### EXERCISE BRIEF
Copy the lines below verbatim, beginning with the line that includes "Read out every word on this page." and continuing to the end; leave out everything before it.

* START DATA *

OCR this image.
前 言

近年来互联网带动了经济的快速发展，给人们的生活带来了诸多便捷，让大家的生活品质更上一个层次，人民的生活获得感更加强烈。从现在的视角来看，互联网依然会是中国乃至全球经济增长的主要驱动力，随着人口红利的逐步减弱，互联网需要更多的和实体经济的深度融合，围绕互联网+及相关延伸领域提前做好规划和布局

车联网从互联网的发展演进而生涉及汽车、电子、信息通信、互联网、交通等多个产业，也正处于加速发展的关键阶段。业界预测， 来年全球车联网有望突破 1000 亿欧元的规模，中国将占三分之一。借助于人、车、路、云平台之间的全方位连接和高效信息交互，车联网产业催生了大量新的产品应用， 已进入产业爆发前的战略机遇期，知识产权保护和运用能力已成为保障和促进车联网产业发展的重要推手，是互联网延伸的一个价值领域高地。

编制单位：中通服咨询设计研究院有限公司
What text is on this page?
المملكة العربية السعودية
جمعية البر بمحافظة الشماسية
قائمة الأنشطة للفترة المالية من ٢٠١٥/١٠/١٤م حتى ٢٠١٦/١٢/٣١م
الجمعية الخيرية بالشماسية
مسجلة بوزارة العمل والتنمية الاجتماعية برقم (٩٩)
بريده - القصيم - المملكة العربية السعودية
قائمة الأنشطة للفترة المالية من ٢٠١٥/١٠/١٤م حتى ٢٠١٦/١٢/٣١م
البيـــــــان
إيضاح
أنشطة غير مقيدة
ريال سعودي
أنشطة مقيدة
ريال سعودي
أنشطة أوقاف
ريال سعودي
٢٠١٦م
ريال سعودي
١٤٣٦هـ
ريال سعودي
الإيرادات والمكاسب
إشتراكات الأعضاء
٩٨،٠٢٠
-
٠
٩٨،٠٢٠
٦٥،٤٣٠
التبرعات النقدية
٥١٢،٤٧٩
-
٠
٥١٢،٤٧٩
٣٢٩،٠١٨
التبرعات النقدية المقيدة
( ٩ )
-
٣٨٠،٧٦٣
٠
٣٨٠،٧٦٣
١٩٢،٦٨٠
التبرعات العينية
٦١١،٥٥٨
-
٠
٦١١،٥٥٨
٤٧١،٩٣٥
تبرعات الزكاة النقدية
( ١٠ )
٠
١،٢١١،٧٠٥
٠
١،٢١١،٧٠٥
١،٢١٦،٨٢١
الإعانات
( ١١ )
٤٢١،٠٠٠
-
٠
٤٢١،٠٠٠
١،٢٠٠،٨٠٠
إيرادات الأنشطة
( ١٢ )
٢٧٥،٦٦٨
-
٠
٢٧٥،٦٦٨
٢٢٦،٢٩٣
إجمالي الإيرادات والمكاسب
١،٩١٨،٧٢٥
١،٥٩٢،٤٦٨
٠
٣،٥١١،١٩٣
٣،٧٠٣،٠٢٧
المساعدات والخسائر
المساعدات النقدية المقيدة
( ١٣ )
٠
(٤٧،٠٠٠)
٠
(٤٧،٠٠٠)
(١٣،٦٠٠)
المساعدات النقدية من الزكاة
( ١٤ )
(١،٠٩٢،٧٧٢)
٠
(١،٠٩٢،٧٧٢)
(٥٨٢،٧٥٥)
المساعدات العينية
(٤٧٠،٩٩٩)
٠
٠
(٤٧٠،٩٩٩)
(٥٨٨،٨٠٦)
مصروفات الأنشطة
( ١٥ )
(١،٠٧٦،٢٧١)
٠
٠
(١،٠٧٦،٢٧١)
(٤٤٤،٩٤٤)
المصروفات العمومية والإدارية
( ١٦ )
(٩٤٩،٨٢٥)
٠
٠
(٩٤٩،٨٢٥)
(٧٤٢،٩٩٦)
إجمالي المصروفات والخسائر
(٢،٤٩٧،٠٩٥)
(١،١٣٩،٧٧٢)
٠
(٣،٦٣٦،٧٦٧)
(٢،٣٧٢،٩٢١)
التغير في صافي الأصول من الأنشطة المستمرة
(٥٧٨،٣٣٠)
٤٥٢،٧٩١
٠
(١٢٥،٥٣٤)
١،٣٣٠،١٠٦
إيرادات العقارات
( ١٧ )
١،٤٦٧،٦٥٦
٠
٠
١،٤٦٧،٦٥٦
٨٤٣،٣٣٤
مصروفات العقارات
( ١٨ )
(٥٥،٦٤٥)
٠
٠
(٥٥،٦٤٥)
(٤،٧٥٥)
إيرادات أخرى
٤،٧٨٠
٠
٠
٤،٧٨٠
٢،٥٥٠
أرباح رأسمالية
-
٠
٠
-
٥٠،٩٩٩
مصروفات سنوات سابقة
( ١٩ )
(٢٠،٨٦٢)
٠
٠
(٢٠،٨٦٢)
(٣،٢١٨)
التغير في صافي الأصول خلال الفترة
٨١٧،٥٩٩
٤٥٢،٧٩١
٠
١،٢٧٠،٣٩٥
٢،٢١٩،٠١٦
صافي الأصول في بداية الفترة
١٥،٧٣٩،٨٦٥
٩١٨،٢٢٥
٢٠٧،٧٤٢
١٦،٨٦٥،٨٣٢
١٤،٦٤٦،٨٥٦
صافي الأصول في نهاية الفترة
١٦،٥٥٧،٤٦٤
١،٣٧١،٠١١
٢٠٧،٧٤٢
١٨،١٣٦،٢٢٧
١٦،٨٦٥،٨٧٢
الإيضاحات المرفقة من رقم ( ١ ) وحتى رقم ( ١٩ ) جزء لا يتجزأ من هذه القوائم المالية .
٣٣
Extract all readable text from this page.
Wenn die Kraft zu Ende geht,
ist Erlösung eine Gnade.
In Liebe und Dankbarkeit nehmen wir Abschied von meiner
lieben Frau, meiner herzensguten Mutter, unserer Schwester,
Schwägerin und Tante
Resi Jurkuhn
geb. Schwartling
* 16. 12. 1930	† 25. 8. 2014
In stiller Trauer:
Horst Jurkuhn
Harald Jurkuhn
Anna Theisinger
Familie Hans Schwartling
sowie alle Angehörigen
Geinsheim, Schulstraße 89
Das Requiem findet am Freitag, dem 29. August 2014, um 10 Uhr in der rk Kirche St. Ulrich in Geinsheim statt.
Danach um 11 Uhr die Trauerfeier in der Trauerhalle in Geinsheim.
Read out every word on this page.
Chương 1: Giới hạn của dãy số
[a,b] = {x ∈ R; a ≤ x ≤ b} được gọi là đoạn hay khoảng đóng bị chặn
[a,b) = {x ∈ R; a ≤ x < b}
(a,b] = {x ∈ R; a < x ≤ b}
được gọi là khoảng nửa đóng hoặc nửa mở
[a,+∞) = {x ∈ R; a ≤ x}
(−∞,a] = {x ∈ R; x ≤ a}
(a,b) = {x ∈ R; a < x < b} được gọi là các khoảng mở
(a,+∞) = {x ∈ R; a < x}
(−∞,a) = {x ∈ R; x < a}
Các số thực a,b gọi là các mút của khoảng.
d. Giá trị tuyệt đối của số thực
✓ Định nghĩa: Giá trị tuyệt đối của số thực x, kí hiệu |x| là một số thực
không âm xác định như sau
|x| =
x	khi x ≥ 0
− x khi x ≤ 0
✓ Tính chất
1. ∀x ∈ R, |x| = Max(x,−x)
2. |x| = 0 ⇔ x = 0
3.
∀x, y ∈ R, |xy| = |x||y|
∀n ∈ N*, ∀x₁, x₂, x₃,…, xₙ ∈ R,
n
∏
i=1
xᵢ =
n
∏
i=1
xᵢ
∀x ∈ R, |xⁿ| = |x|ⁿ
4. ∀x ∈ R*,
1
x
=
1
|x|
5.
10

* END DATA *

### RESPONSE TO THIS EXERCISE
Read out every word on this page.
Chương 1: Giới hạn của dãy số
[a,b] = {x ∈ R; a ≤ x ≤ b} được gọi là đoạn hay khoảng đóng bị chặn
[a,b) = {x ∈ R; a ≤ x < b}
(a,b] = {x ∈ R; a < x ≤ b}
được gọi là khoảng nửa đóng hoặc nửa mở
[a,+∞) = {x ∈ R; a ≤ x}
(−∞,a] = {x ∈ R; x ≤ a}
(a,b) = {x ∈ R; a < x < b} được gọi là các khoảng mở
(a,+∞) = {x ∈ R; a < x}
(−∞,a) = {x ∈ R; x < a}
Các số thực a,b gọi là các mút của khoảng.
d. Giá trị tuyệt đối của số thực
✓ Định nghĩa: Giá trị tuyệt đối của số thực x, kí hiệu |x| là một số thực
không âm xác định như sau
|x| =
x	khi x ≥ 0
− x khi x ≤ 0
✓ Tính chất
1. ∀x ∈ R, |x| = Max(x,−x)
2. |x| = 0 ⇔ x = 0
3.
∀x, y ∈ R, |xy| = |x||y|
∀n ∈ N*, ∀x₁, x₂, x₃,…, xₙ ∈ R,
n
∏
i=1
xᵢ =
n
∏
i=1
xᵢ
∀x ∈ R, |xⁿ| = |x|ⁿ
4. ∀x ∈ R*,
1
x
=
1
|x|
5.
10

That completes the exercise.